INSTRUCTIONS FOR THE TASK
Write out the data below in full. Keep it exact.
------ DATA FOR PROCESSING
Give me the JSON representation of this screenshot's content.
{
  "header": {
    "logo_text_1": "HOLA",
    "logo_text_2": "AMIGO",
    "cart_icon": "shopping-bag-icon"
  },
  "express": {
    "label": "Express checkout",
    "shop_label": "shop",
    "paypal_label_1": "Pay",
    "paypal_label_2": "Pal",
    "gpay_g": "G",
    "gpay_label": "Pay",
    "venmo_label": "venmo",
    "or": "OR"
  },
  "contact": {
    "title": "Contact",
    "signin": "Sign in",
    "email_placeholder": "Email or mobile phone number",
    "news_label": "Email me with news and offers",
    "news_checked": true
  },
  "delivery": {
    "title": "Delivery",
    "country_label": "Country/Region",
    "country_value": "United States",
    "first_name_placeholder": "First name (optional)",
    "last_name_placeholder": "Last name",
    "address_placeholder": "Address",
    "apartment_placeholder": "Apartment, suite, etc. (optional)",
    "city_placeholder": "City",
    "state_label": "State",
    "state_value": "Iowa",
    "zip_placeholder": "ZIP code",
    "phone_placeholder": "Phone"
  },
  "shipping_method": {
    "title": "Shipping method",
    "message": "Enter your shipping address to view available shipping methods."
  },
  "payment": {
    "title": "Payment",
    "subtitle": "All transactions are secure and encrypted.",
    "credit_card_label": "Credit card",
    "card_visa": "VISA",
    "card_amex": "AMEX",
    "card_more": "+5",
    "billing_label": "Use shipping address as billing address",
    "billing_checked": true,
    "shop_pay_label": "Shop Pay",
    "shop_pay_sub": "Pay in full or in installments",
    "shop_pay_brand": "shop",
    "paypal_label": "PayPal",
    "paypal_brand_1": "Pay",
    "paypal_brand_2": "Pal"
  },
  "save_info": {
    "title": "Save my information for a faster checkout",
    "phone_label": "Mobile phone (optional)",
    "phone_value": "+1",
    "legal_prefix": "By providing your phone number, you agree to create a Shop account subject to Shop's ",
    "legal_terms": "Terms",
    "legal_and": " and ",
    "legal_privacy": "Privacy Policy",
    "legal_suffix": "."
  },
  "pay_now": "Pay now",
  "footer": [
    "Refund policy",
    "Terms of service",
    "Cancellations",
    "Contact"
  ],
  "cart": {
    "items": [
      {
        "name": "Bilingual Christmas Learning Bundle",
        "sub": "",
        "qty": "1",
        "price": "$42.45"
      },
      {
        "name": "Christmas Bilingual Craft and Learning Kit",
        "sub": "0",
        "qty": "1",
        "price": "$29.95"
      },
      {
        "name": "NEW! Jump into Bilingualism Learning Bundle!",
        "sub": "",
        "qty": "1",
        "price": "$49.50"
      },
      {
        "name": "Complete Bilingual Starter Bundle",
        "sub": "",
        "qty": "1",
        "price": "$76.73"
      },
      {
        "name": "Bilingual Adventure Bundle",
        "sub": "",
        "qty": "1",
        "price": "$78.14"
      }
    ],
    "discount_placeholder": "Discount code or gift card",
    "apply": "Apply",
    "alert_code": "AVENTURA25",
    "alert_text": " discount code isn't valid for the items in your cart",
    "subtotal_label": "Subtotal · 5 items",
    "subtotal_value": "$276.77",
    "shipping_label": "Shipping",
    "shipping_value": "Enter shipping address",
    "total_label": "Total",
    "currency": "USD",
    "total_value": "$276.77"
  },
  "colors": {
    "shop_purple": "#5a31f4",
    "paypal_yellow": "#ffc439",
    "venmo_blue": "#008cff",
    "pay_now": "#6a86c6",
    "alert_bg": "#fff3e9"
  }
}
------------
RESULT
Give me the JSON representation of this screenshot's content.
{
  "header": {
    "logo_text_1": "HOLA",
    "logo_text_2": "AMIGO",
    "cart_icon": "shopping-bag-icon"
  },
  "express": {
    "label": "Express checkout",
    "shop_label": "shop",
    "paypal_label_1": "Pay",
    "paypal_label_2": "Pal",
    "gpay_g": "G",
    "gpay_label": "Pay",
    "venmo_label": "venmo",
    "or": "OR"
  },
  "contact": {
    "title": "Contact",
    "signin": "Sign in",
    "email_placeholder": "Email or mobile phone number",
    "news_label": "Email me with news and offers",
    "news_checked": true
  },
  "delivery": {
    "title": "Delivery",
    "country_label": "Country/Region",
    "country_value": "United States",
    "first_name_placeholder": "First name (optional)",
    "last_name_placeholder": "Last name",
    "address_placeholder": "Address",
    "apartment_placeholder": "Apartment, suite, etc. (optional)",
    "city_placeholder": "City",
    "state_label": "State",
    "state_value": "Iowa",
    "zip_placeholder": "ZIP code",
    "phone_placeholder": "Phone"
  },
  "shipping_method": {
    "title": "Shipping method",
    "message": "Enter your shipping address to view available shipping methods."
  },
  "payment": {
    "title": "Payment",
    "subtitle": "All transactions are secure and encrypted.",
    "credit_card_label": "Credit card",
    "card_visa": "VISA",
    "card_amex": "AMEX",
    "card_more": "+5",
    "billing_label": "Use shipping address as billing address",
    "billing_checked": true,
    "shop_pay_label": "Shop Pay",
    "shop_pay_sub": "Pay in full or in installments",
    "shop_pay_brand": "shop",
    "paypal_label": "PayPal",
    "paypal_brand_1": "Pay",
    "paypal_brand_2": "Pal"
  },
  "save_info": {
    "title": "Save my information for a faster checkout",
    "phone_label": "Mobile phone (optional)",
    "phone_value": "+1",
    "legal_prefix": "By providing your phone number, you agree to create a Shop account subject to Shop's ",
    "legal_terms": "Terms",
    "legal_and": " and ",
    "legal_privacy": "Privacy Policy",
    "legal_suffix": "."
  },
  "pay_now": "Pay now",
  "footer": [
    "Refund policy",
    "Terms of service",
    "Cancellations",
    "Contact"
  ],
  "cart": {
    "items": [
      {
        "name": "Bilingual Christmas Learning Bundle",
        "sub": "",
        "qty": "1",
        "price": "$42.45"
      },
      {
        "name": "Christmas Bilingual Craft and Learning Kit",
        "sub": "0",
        "qty": "1",
        "price": "$29.95"
      },
      {
        "name": "NEW! Jump into Bilingualism Learning Bundle!",
        "sub": "",
        "qty": "1",
        "price": "$49.50"
      },
      {
        "name": "Complete Bilingual Starter Bundle",
        "sub": "",
        "qty": "1",
        "price": "$76.73"
      },
      {
        "name": "Bilingual Adventure Bundle",
        "sub": "",
        "qty": "1",
        "price": "$78.14"
      }
    ],
    "discount_placeholder": "Discount code or gift card",
    "apply": "Apply",
    "alert_code": "AVENTURA25",
    "alert_text": " discount code isn't valid for the items in your cart",
    "subtotal_label": "Subtotal · 5 items",
    "subtotal_value": "$276.77",
    "shipping_label": "Shipping",
    "shipping_value": "Enter shipping address",
    "total_label": "Total",
    "currency": "USD",
    "total_value": "$276.77"
  },
  "colors": {
    "shop_purple": "#5a31f4",
    "paypal_yellow": "#ffc439",
    "venmo_blue": "#008cff",
    "pay_now": "#6a86c6",
    "alert_bg": "#fff3e9"
  }
}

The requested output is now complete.